━━━ Document text

The European Court of Justice (EJC) has ruled (C 362/14) that the EU Commission cannot decide that the Safe Harbor scheme allows for transfer of personal data to the US.

The Court attaches importance to the fact that the Safe Harbor scheme yields to US security requirements; that EU citizens' personal data transferred to the US is therefore not protected against interference by the US authorities and that no effective protection against such interference is available.

The ruling implies that the Commission's decision concerning the Safe Harbor scheme is invalid. Consequently, it will be more difficult to transfer personal data to the US because it will no longer be possible to apply the Safe Harbor scheme as basis for a transfer of data to the US.
This will affect Facebook, being a party to the case, but it will also affect other IT giants in the US such as Apple and Google, and companies currently transferring data from the EU to the US based on the Safe Harbor scheme.


According to the personal data directive, personal data may only be transferred to countries outside the EU if these countries ensure an adequate level of protection.

In 2000, the Commission ruled that the US ensured an adequate level of protection when transferring personal data to the US according to the Safe Harbor scheme. The scheme is an agreement between the EU and the US concerning the principles of protection of personal data, and US companies can join the scheme.

The case started when an Austrian citizen, Maximilliam Schrems, complained about Facebook to the Irish data protection agency. The complaint was based on the fact that Facebook stores data on EU citizens on a US server.

In his opinion, this was illegal as Edward Snowden's revelations on the NSA's access to data in the US had proved that US legislation does not provide adequate protection of personal data.
The Irish data protection agency dismissed the complaint referring to the Commission's decision from 2000.

The matter was brought before the Supreme Court of Ireland, which requested the ECJ to verify the validity of the Commission's decision from 2000, in particular in the light of the development of the security of data stored in the US. The ECJ ruled that the Commission's decision concerning Safe Harbor was invalid.

━━━━━━
━━━ Extracted material

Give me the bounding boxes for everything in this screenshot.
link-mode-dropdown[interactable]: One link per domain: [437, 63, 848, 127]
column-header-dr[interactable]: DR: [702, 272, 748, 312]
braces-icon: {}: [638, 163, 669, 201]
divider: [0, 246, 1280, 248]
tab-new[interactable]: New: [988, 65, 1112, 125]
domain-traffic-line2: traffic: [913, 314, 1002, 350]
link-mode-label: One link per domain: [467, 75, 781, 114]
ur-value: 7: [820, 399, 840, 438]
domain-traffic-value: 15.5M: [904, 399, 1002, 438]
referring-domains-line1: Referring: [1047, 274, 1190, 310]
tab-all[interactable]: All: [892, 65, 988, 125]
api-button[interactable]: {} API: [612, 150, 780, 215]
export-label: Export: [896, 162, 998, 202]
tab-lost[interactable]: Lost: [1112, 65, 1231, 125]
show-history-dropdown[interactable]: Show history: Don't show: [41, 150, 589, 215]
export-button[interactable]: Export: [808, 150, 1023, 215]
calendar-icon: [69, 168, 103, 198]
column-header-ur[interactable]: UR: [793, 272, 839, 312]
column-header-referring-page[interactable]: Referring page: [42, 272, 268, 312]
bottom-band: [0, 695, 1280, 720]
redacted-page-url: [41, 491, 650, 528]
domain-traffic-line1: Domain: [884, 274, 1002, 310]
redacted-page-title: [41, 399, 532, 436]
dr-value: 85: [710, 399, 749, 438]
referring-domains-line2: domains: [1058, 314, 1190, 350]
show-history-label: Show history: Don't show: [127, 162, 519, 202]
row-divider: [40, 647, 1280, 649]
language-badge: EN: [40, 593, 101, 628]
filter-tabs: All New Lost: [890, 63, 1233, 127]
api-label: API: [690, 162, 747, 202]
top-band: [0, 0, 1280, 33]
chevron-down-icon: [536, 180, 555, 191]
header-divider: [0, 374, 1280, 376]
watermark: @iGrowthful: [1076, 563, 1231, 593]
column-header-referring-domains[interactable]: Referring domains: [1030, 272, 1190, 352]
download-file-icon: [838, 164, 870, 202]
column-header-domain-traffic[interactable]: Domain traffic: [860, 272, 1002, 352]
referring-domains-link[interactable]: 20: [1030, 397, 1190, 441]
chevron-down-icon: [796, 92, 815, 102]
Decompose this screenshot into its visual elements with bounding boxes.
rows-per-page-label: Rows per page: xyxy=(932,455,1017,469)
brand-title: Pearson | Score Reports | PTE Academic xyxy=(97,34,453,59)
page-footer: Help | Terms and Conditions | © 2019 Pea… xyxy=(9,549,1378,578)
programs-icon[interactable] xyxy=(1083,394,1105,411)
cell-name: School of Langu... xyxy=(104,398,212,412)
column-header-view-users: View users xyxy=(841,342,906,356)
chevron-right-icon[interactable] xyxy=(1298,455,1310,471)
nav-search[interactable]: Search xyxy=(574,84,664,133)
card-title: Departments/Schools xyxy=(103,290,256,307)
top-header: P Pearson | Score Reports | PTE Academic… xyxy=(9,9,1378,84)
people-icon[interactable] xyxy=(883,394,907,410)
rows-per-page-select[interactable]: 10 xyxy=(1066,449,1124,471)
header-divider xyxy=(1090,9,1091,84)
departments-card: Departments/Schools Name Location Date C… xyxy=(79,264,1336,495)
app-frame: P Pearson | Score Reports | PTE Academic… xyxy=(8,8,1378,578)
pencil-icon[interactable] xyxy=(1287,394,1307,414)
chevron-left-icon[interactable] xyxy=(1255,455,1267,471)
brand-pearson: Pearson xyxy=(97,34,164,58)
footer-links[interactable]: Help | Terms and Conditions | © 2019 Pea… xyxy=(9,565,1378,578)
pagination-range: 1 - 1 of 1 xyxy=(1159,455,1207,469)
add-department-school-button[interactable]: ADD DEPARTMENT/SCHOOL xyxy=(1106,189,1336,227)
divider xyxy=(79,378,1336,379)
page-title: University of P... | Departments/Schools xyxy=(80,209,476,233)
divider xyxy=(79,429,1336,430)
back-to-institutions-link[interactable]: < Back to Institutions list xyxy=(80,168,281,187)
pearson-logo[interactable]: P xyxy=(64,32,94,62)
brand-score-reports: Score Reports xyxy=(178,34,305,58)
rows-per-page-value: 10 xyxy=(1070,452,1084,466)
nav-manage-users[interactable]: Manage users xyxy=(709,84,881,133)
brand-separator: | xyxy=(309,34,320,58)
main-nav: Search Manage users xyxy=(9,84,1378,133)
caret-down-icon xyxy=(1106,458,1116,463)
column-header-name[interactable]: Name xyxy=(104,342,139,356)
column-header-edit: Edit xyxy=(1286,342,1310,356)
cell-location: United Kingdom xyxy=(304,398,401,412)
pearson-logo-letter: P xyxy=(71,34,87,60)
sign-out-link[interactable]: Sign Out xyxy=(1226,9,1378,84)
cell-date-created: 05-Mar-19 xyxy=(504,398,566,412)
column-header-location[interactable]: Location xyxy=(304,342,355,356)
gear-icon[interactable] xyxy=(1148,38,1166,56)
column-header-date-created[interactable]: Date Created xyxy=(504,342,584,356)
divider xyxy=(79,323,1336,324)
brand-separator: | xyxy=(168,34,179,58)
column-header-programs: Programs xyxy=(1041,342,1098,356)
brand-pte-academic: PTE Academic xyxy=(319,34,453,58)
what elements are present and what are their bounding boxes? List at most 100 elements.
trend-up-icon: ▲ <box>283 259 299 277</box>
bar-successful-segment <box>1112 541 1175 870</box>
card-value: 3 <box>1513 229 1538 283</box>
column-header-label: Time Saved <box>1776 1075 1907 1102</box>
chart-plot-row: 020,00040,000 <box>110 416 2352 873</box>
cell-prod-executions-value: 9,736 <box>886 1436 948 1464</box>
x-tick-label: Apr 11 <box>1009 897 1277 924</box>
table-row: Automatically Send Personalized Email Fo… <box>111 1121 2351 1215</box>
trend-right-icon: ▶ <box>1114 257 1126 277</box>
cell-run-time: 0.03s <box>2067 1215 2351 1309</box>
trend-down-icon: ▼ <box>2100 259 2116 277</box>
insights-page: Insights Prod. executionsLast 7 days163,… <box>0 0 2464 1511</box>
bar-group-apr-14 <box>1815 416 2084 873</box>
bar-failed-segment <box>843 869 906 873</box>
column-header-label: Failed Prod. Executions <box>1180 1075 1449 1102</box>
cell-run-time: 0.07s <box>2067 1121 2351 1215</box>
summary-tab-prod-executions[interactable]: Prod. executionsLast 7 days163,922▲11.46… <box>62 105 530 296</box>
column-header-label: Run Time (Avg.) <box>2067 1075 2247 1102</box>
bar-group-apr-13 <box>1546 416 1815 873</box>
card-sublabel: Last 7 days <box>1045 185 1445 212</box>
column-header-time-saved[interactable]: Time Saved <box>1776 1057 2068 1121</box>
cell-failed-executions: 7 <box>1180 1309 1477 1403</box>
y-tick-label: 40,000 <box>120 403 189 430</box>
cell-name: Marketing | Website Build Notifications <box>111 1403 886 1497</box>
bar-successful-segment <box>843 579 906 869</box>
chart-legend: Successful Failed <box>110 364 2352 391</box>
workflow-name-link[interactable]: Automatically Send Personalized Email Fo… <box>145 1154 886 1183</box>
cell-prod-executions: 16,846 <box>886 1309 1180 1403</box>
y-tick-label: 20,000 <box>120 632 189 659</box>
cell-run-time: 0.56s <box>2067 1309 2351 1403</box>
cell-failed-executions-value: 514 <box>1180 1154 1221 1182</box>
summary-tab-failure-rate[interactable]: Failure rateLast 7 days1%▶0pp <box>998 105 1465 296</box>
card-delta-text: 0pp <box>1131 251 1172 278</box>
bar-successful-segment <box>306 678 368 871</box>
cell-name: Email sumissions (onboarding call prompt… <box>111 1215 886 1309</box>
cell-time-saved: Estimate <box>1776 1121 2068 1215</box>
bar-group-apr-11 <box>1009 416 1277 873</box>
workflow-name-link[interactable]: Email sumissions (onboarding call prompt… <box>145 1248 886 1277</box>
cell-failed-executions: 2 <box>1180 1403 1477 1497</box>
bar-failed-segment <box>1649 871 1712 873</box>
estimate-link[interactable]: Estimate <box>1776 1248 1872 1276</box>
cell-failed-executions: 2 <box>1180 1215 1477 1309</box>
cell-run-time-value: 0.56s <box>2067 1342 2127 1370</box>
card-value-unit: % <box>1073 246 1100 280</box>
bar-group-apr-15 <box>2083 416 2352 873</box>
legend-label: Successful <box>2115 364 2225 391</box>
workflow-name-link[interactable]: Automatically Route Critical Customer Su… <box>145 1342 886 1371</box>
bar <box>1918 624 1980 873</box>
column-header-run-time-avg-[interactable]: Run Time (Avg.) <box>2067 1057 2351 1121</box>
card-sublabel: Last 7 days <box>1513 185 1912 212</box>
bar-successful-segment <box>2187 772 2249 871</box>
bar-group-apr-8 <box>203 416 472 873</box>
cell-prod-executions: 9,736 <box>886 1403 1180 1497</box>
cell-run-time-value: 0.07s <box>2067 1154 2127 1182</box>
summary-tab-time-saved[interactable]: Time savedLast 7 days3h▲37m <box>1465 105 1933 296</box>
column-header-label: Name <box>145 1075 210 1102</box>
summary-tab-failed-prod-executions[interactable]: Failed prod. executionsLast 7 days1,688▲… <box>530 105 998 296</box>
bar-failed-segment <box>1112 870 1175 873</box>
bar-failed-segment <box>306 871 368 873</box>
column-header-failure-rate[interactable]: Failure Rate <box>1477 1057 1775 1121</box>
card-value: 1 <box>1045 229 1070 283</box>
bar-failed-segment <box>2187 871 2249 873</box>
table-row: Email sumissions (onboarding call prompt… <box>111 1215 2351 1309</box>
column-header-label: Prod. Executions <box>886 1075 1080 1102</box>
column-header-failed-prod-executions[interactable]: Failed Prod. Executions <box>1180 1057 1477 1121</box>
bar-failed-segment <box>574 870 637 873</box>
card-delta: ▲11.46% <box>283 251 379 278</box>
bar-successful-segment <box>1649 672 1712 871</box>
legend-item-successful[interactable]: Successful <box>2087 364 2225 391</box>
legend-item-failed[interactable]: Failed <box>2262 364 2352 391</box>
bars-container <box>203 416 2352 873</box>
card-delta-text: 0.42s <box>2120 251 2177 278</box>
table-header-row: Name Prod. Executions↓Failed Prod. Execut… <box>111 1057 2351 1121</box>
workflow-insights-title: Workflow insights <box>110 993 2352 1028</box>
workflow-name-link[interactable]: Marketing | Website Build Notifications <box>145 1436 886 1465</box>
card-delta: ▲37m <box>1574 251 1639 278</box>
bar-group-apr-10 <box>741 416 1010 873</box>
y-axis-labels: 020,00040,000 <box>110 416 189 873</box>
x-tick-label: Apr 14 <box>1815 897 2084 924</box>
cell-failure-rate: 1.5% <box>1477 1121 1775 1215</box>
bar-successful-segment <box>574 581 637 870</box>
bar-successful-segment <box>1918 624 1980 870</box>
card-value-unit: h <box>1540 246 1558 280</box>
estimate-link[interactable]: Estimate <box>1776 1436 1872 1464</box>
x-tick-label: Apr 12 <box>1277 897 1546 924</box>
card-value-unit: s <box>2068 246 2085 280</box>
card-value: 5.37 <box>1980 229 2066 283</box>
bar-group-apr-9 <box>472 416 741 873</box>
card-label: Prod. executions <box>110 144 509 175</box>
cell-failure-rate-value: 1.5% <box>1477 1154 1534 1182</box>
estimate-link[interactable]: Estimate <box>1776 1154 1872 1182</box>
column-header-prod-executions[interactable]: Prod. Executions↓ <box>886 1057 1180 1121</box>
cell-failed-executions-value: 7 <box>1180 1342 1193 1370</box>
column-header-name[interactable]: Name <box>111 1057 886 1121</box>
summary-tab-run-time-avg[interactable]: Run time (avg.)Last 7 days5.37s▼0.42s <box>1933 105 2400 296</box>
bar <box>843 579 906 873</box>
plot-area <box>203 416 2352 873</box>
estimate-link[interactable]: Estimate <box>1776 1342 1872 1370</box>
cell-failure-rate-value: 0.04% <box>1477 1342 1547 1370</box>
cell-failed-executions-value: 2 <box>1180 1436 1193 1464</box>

━━━━━━

**Task to complete**
Reproduce the stretch of the article on the Safe Harbor ruling from "The Court attaches" through "on the Safe Harbor scheme.", swapping "IT giants" for "technology giants".

**Solution for this exercise**
The Court attaches importance to the fact that the Safe Harbor scheme yields to US security requirements; that EU citizens' personal data transferred to the US is therefore not protected against interference by the US authorities and that no effective protection against such interference is available.

The ruling implies that the Commission's decision concerning the Safe Harbor scheme is invalid. Consequently, it will be more difficult to transfer personal data to the US because it will no longer be possible to apply the Safe Harbor scheme as basis for a transfer of data to the US.
This will affect Facebook, being a party to the case, but it will also affect other technology giants in the US such as Apple and Google, and companies currently transferring data from the EU to the US based on the Safe Harbor scheme.